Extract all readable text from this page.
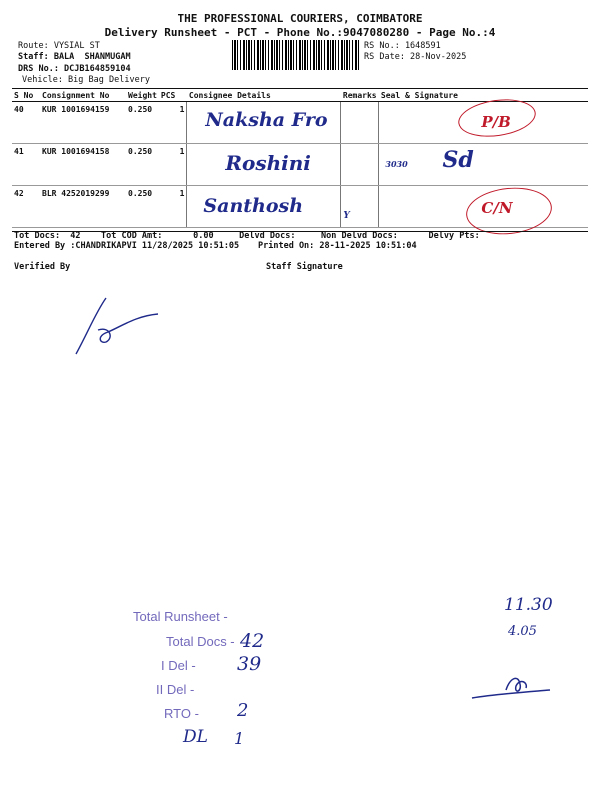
THE PROFESSIONAL COURIERS, COIMBATORE
Delivery Runsheet - PCT - Phone No.:9047080280 - Page No.:4
Route: VYSIAL ST
Staff: BALA  SHANMUGAM
DRS No.: DCJB164859104
Vehicle: Big Bag Delivery
RS No.: 1648591
RS Date: 28-Nov-2025
S No	Consignment No	Weight	PCS	Consignee Details	Remarks	Seal & Signature
40	KUR 1001694159	0.250	1	Naksha Fro		P/B
41	KUR 1001694158	0.250	1	Roshini		3030 Sd
42	BLR 4252019299	0.250	1	Santhosh	Y	C/N
Tot Docs:  42    Tot COD Amt:      0.00     Delvd Docs:     Non Delvd Docs:      Delvy Pts:
Entered By :CHANDRIKAPVI 11/28/2025 10:51:05 Printed On: 28-11-2025 10:51:04
Verified By	Staff Signature
11.30
4.05
Total Runsheet -
Total Docs - 42
I Del - 39
II Del -
RTO - 2
DL 1
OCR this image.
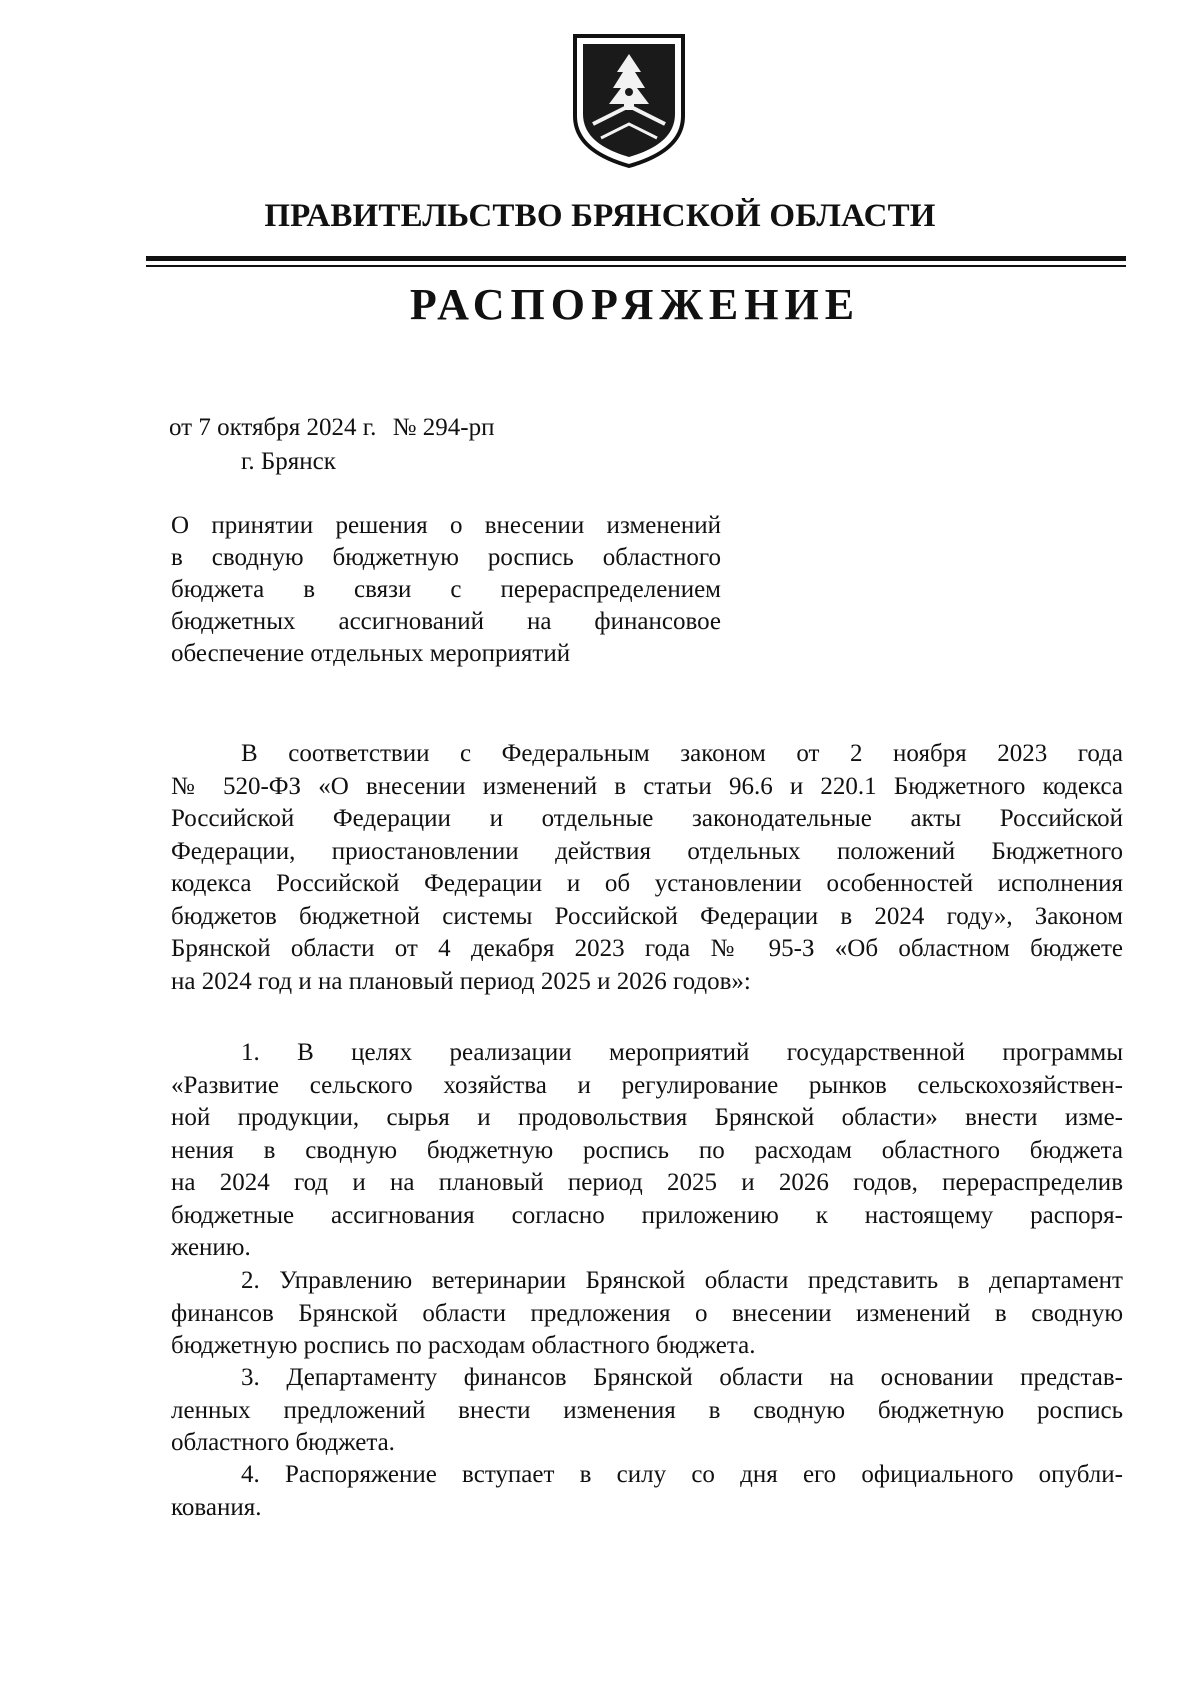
ПРАВИТЕЛЬСТВО БРЯНСКОЙ ОБЛАСТИ
РАСПОРЯЖЕНИЕ
от 7 октября 2024 г. № 294-рп
г. Брянск
О принятии решения о внесении изменений
в сводную бюджетную роспись областного
бюджета в связи с перераспределением
бюджетных ассигнований на финансовое
обеспечение отдельных мероприятий
В соответствии с Федеральным законом от 2 ноября 2023 года
№ 520-ФЗ «О внесении изменений в статьи 96.6 и 220.1 Бюджетного кодекса
Российской Федерации и отдельные законодательные акты Российской
Федерации, приостановлении действия отдельных положений Бюджетного
кодекса Российской Федерации и об установлении особенностей исполнения
бюджетов бюджетной системы Российской Федерации в 2024 году», Законом
Брянской области от 4 декабря 2023 года № 95-З «Об областном бюджете
на 2024 год и на плановый период 2025 и 2026 годов»:
1. В целях реализации мероприятий государственной программы
«Развитие сельского хозяйства и регулирование рынков сельскохозяйствен-
ной продукции, сырья и продовольствия Брянской области» внести изме-
нения в сводную бюджетную роспись по расходам областного бюджета
на 2024 год и на плановый период 2025 и 2026 годов, перераспределив
бюджетные ассигнования согласно приложению к настоящему распоря-
жению.
2. Управлению ветеринарии Брянской области представить в департамент
финансов Брянской области предложения о внесении изменений в сводную
бюджетную роспись по расходам областного бюджета.
3. Департаменту финансов Брянской области на основании представ-
ленных предложений внести изменения в сводную бюджетную роспись
областного бюджета.
4. Распоряжение вступает в силу со дня его официального опубли-
кования.
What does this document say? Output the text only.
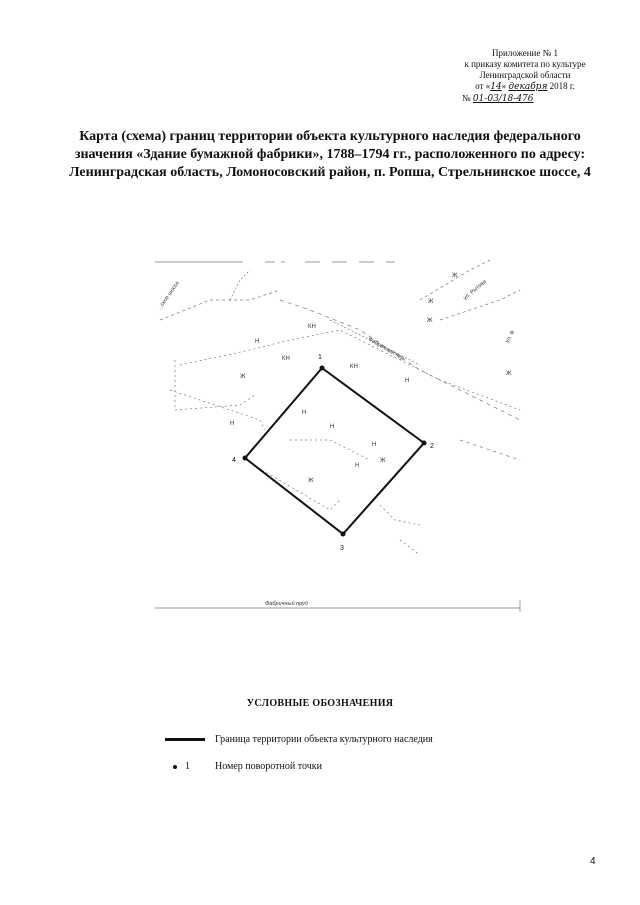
Приложение № 1
к приказу комитета по культуре
Ленинградской области
от «14» декабря 2018 г.
№ 01-03/18-476
Карта (схема) границ территории объекта культурного наследия федерального
значения «Здание бумажной фабрики», 1788–1794 гг., расположенного по адресу:
Ленинградская область, Ломоносовский район, п. Ропша, Стрельнинское шоссе, 4
Ж
Ж
Ж
КН
КН
КН
Н
Н
Н
Н
Н
Н
Ж
Ж
Н
Ж
Ж
...ское шоссе
Фабричный пер.
ул. Рытова
ул. Ф
Фабричный пруд
1
2
3
4
УСЛОВНЫЕ ОБОЗНАЧЕНИЯ
Граница территории объекта культурного наследия
1	Номер поворотной точки
4
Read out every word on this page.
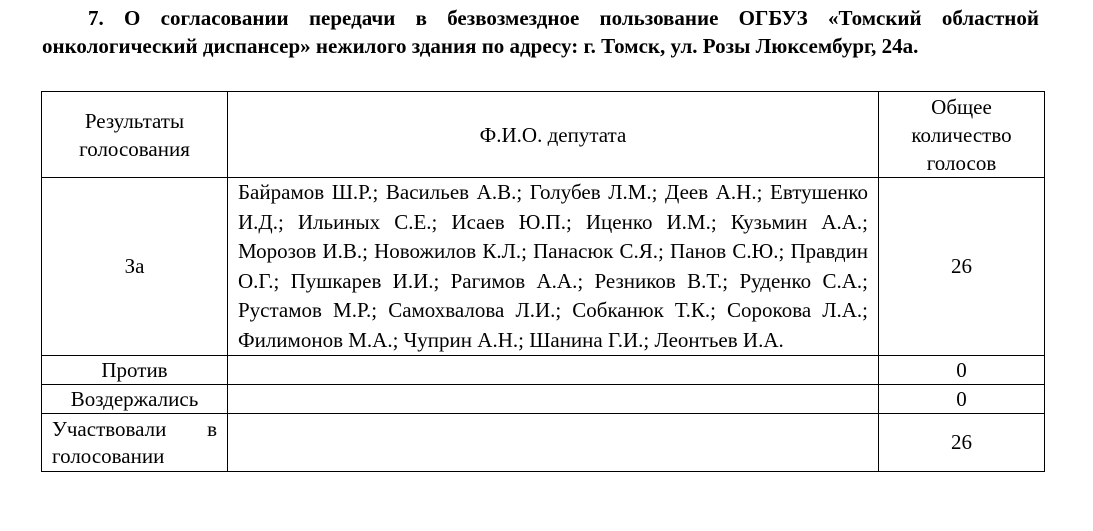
7. О согласовании передачи в безвозмездное пользование ОГБУЗ «Томский областной онкологический диспансер» нежилого здания по адресу: г. Томск, ул. Розы Люксембург, 24а.

Результаты голосования	Ф.И.О. депутата	Общее количество голосов
За	Байрамов Ш.Р.; Васильев А.В.; Голубев Л.М.; Деев А.Н.; Евтушенко И.Д.; Ильиных С.Е.; Исаев Ю.П.; Иценко И.М.; Кузьмин А.А.; Морозов И.В.; Новожилов К.Л.; Панасюк С.Я.; Панов С.Ю.; Правдин О.Г.; Пушкарев И.И.; Рагимов А.А.; Резников В.Т.; Руденко С.А.; Рустамов М.Р.; Самохвалова Л.И.; Собканюк Т.К.; Сорокова Л.А.; Филимонов М.А.; Чуприн А.Н.; Шанина Г.И.; Леонтьев И.А.	26
Против		0
Воздержались		0
Участвовали в голосовании		26
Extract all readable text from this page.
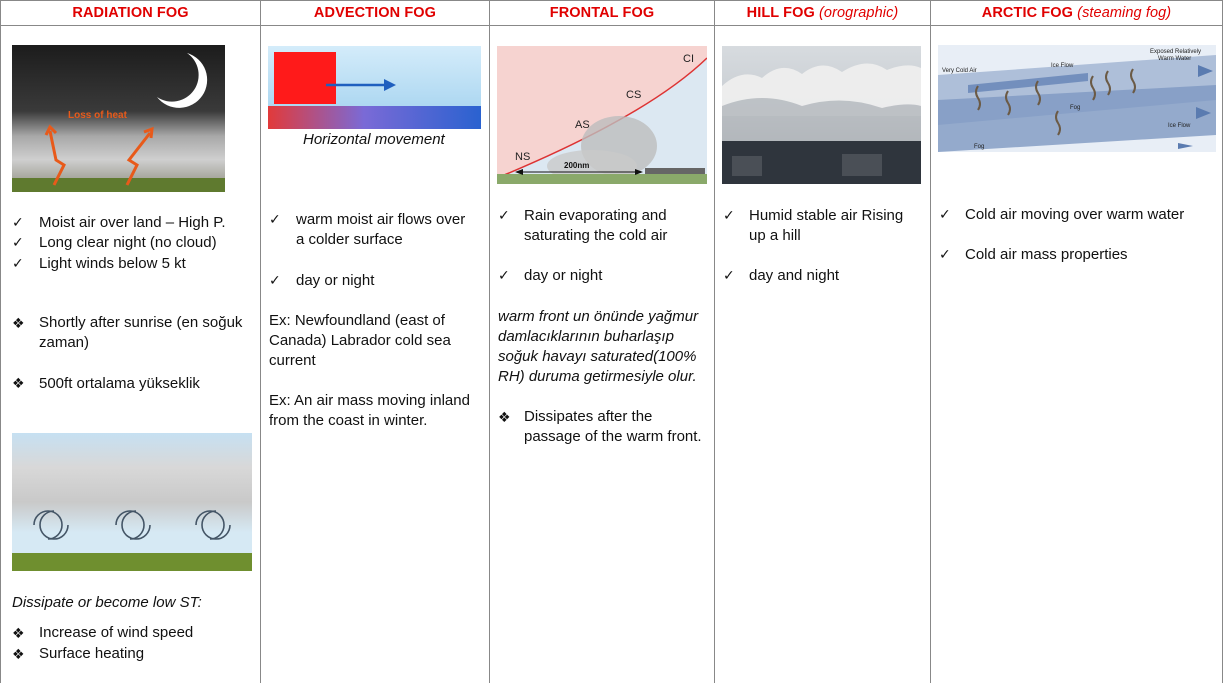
RADIATION FOG
Loss of heat
✓ Moist air over land – High P.
✓ Long clear night (no cloud)
✓ Light winds below 5 kt
❖ Shortly after sunrise (en soğuk
zaman)
❖ 500ft ortalama yükseklik
Dissipate or become low ST:
❖ Increase of wind speed
❖ Surface heating
ADVECTION FOG
Horizontal movement
✓ warm moist air flows over
a colder surface
✓ day or night
Ex: Newfoundland (east of
Canada) Labrador cold sea
current
Ex: An air mass moving inland
from the coast in winter.
FRONTAL FOG
CI
CS
AS
NS
200nm
✓ Rain evaporating and
saturating the cold air
✓ day or night
warm front un önünde yağmur
damlacıklarının buharlaşıp
soğuk havayı saturated(100%
RH) duruma getirmesiyle olur.
❖ Dissipates after the
passage of the warm front.
HILL FOG
(orographic)
✓ Humid stable air Rising
up a hill
✓ day and night
ARCTIC FOG
(steaming fog)
Exposed Relatively
Warm Water
Very Cold Air
Ice Flow
Fog
Ice Flow
Fog
✓ Cold air moving over warm water
✓ Cold air mass properties
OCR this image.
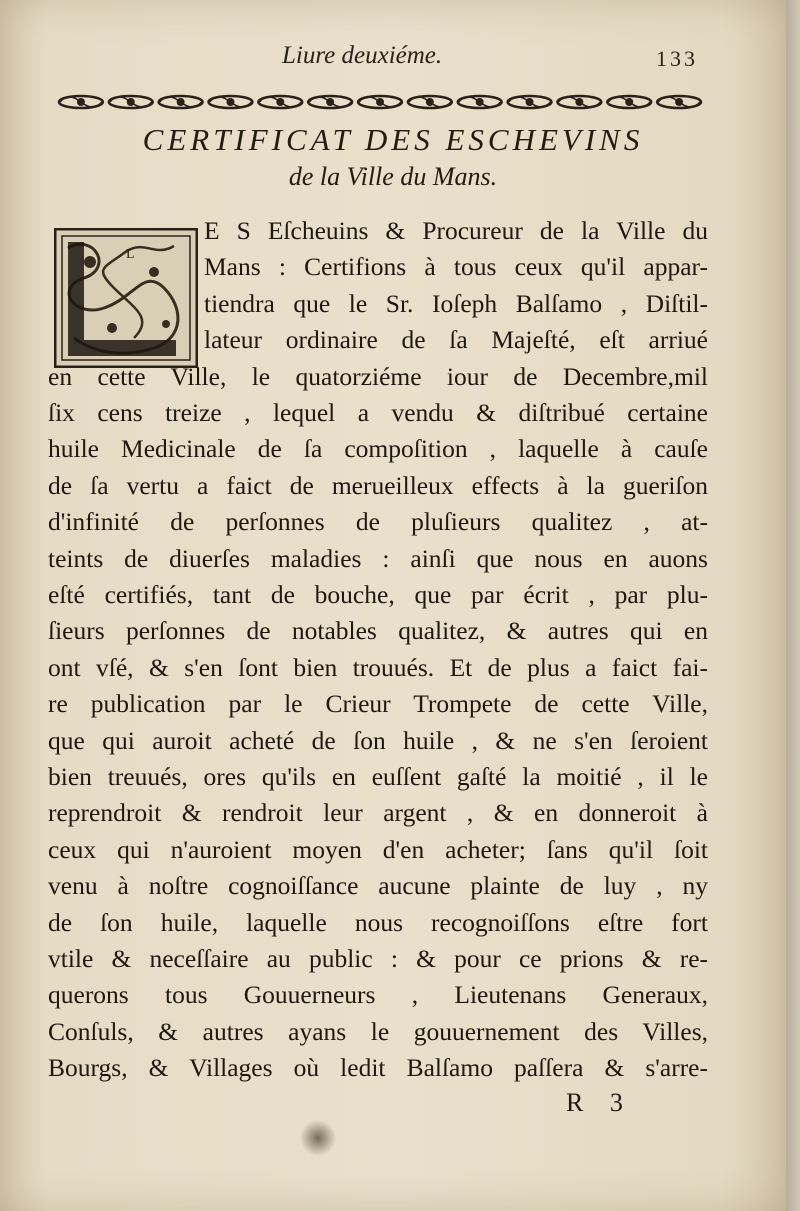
Liure deuxiéme.	133
CERTIFICAT DES ESCHEVINS
de la Ville du Mans.
L
E S Eſcheuins & Procureur de la Ville du
Mans : Certifions à tous ceux qu'il appar-
tiendra que le Sr. Ioſeph Balſamo , Diſtil-
lateur ordinaire de ſa Majeſté, eſt arriué
en cette Ville, le quatorziéme iour de Decembre,mil
ſix cens treize , lequel a vendu & diſtribué certaine
huile Medicinale de ſa compoſition , laquelle à cauſe
de ſa vertu a faict de merueilleux effects à la gueriſon
d'infinité de perſonnes de pluſieurs qualitez , at-
teints de diuerſes maladies : ainſi que nous en auons
eſté certifiés, tant de bouche, que par écrit , par plu-
ſieurs perſonnes de notables qualitez, & autres qui en
ont vſé, & s'en ſont bien trouués. Et de plus a faict fai-
re publication par le Crieur Trompete de cette Ville,
que qui auroit acheté de ſon huile , & ne s'en ſeroient
bien treuués, ores qu'ils en euſſent gaſté la moitié , il le
reprendroit & rendroit leur argent , & en donneroit à
ceux qui n'auroient moyen d'en acheter; ſans qu'il ſoit
venu à noſtre cognoiſſance aucune plainte de luy , ny
de ſon huile, laquelle nous recognoiſſons eſtre fort
vtile & neceſſaire au public : & pour ce prions & re-
querons tous Gouuerneurs , Lieutenans Generaux,
Conſuls, & autres ayans le gouuernement des Villes,
Bourgs, & Villages où ledit Balſamo paſſera & s'arre-
R 3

_REQUIRED TASK_: Using the data above, write out every line exactly, leaving the images behind.

_EXERCISE RESPONSE_:
Extract all readable text from this page.
THE PROFESSIONAL COURIERS, COIMBATORE
Delivery Runsheet - PCT - Phone No.:9047080280 - Page No.:4
Route: VYSIAL ST
Staff: BALA  SHANMUGAM
DRS No.: DCJB164859104
Vehicle: Big Bag Delivery
RS No.: 1648591
RS Date: 28-Nov-2025
S No	Consignment No	Weight	PCS	Consignee Details	Remarks	Seal & Signature
40	KUR 1001694159	0.250	1	Naksha Fro		P/B
41	KUR 1001694158	0.250	1	Roshini		3030 Sd
42	BLR 4252019299	0.250	1	Santhosh	Y	C/N
Tot Docs:  42    Tot COD Amt:      0.00     Delvd Docs:     Non Delvd Docs:      Delvy Pts:
Entered By :CHANDRIKAPVI 11/28/2025 10:51:05 Printed On: 28-11-2025 10:51:04
Verified By	Staff Signature
11.30
4.05
Total Runsheet -
Total Docs - 42
I Del - 39
II Del -
RTO - 2
DL 1
OCR this image.
ПРАВИТЕЛЬСТВО БРЯНСКОЙ ОБЛАСТИ
РАСПОРЯЖЕНИЕ
от 7 октября 2024 г. № 294-рп
г. Брянск
О принятии решения о внесении изменений
в сводную бюджетную роспись областного
бюджета в связи с перераспределением
бюджетных ассигнований на финансовое
обеспечение отдельных мероприятий
В соответствии с Федеральным законом от 2 ноября 2023 года
№ 520-ФЗ «О внесении изменений в статьи 96.6 и 220.1 Бюджетного кодекса
Российской Федерации и отдельные законодательные акты Российской
Федерации, приостановлении действия отдельных положений Бюджетного
кодекса Российской Федерации и об установлении особенностей исполнения
бюджетов бюджетной системы Российской Федерации в 2024 году», Законом
Брянской области от 4 декабря 2023 года № 95-З «Об областном бюджете
на 2024 год и на плановый период 2025 и 2026 годов»:
1. В целях реализации мероприятий государственной программы
«Развитие сельского хозяйства и регулирование рынков сельскохозяйствен-
ной продукции, сырья и продовольствия Брянской области» внести изме-
нения в сводную бюджетную роспись по расходам областного бюджета
на 2024 год и на плановый период 2025 и 2026 годов, перераспределив
бюджетные ассигнования согласно приложению к настоящему распоря-
жению.
2. Управлению ветеринарии Брянской области представить в департамент
финансов Брянской области предложения о внесении изменений в сводную
бюджетную роспись по расходам областного бюджета.
3. Департаменту финансов Брянской области на основании представ-
ленных предложений внести изменения в сводную бюджетную роспись
областного бюджета.
4. Распоряжение вступает в силу со дня его официального опубли-
кования.
What does this document say? Output the text only.
Приложение № 1
к приказу комитета по культуре
Ленинградской области
от «14» декабря 2018 г.
№ 01-03/18-476
Карта (схема) границ территории объекта культурного наследия федерального
значения «Здание бумажной фабрики», 1788–1794 гг., расположенного по адресу:
Ленинградская область, Ломоносовский район, п. Ропша, Стрельнинское шоссе, 4
Ж
Ж
Ж
КН
КН
КН
Н
Н
Н
Н
Н
Н
Ж
Ж
Н
Ж
Ж
...ское шоссе
Фабричный пер.
ул. Рытова
ул. Ф
Фабричный пруд
1
2
3
4
УСЛОВНЫЕ ОБОЗНАЧЕНИЯ
Граница территории объекта культурного наследия
1	Номер поворотной точки
4
Read out every word on this page.
7. О согласовании передачи в безвозмездное пользование ОГБУЗ «Томский областной онкологический диспансер» нежилого здания по адресу: г. Томск, ул. Розы Люксембург, 24а.

Результаты голосования	Ф.И.О. депутата	Общее количество голосов
За	Байрамов Ш.Р.; Васильев А.В.; Голубев Л.М.; Деев А.Н.; Евтушенко И.Д.; Ильиных С.Е.; Исаев Ю.П.; Иценко И.М.; Кузьмин А.А.; Морозов И.В.; Новожилов К.Л.; Панасюк С.Я.; Панов С.Ю.; Правдин О.Г.; Пушкарев И.И.; Рагимов А.А.; Резников В.Т.; Руденко С.А.; Рустамов М.Р.; Самохвалова Л.И.; Собканюк Т.К.; Сорокова Л.А.; Филимонов М.А.; Чуприн А.Н.; Шанина Г.И.; Леонтьев И.А.	26
Против		0
Воздержались		0
Участвовали в голосовании		26
Extract all readable text from this page.
RADIATION FOG
Loss of heat
✓ Moist air over land – High P.
✓ Long clear night (no cloud)
✓ Light winds below 5 kt
❖ Shortly after sunrise (en soğuk
zaman)
❖ 500ft ortalama yükseklik
Dissipate or become low ST:
❖ Increase of wind speed
❖ Surface heating
ADVECTION FOG
Horizontal movement
✓ warm moist air flows over
a colder surface
✓ day or night
Ex: Newfoundland (east of
Canada) Labrador cold sea
current
Ex: An air mass moving inland
from the coast in winter.
FRONTAL FOG
CI
CS
AS
NS
200nm
✓ Rain evaporating and
saturating the cold air
✓ day or night
warm front un önünde yağmur
damlacıklarının buharlaşıp
soğuk havayı saturated(100%
RH) duruma getirmesiyle olur.
❖ Dissipates after the
passage of the warm front.
HILL FOG
(orographic)
✓ Humid stable air Rising
up a hill
✓ day and night
ARCTIC FOG
(steaming fog)
Exposed Relatively
Warm Water
Very Cold Air
Ice Flow
Fog
Ice Flow
Fog
✓ Cold air moving over warm water
✓ Cold air mass properties
OCR this image.
Liure deuxiéme.	133
CERTIFICAT DES ESCHEVINS
de la Ville du Mans.
L
E S Eſcheuins & Procureur de la Ville du
Mans : Certifions à tous ceux qu'il appar-
tiendra que le Sr. Ioſeph Balſamo , Diſtil-
lateur ordinaire de ſa Majeſté, eſt arriué
en cette Ville, le quatorziéme iour de Decembre,mil
ſix cens treize , lequel a vendu & diſtribué certaine
huile Medicinale de ſa compoſition , laquelle à cauſe
de ſa vertu a faict de merueilleux effects à la gueriſon
d'infinité de perſonnes de pluſieurs qualitez , at-
teints de diuerſes maladies : ainſi que nous en auons
eſté certifiés, tant de bouche, que par écrit , par plu-
ſieurs perſonnes de notables qualitez, & autres qui en
ont vſé, & s'en ſont bien trouués. Et de plus a faict fai-
re publication par le Crieur Trompete de cette Ville,
que qui auroit acheté de ſon huile , & ne s'en ſeroient
bien treuués, ores qu'ils en euſſent gaſté la moitié , il le
reprendroit & rendroit leur argent , & en donneroit à
ceux qui n'auroient moyen d'en acheter; ſans qu'il ſoit
venu à noſtre cognoiſſance aucune plainte de luy , ny
de ſon huile, laquelle nous recognoiſſons eſtre fort
vtile & neceſſaire au public : & pour ce prions & re-
querons tous Gouuerneurs , Lieutenans Generaux,
Conſuls, & autres ayans le gouuernement des Villes,
Bourgs, & Villages où ledit Balſamo paſſera & s'arre-
R 3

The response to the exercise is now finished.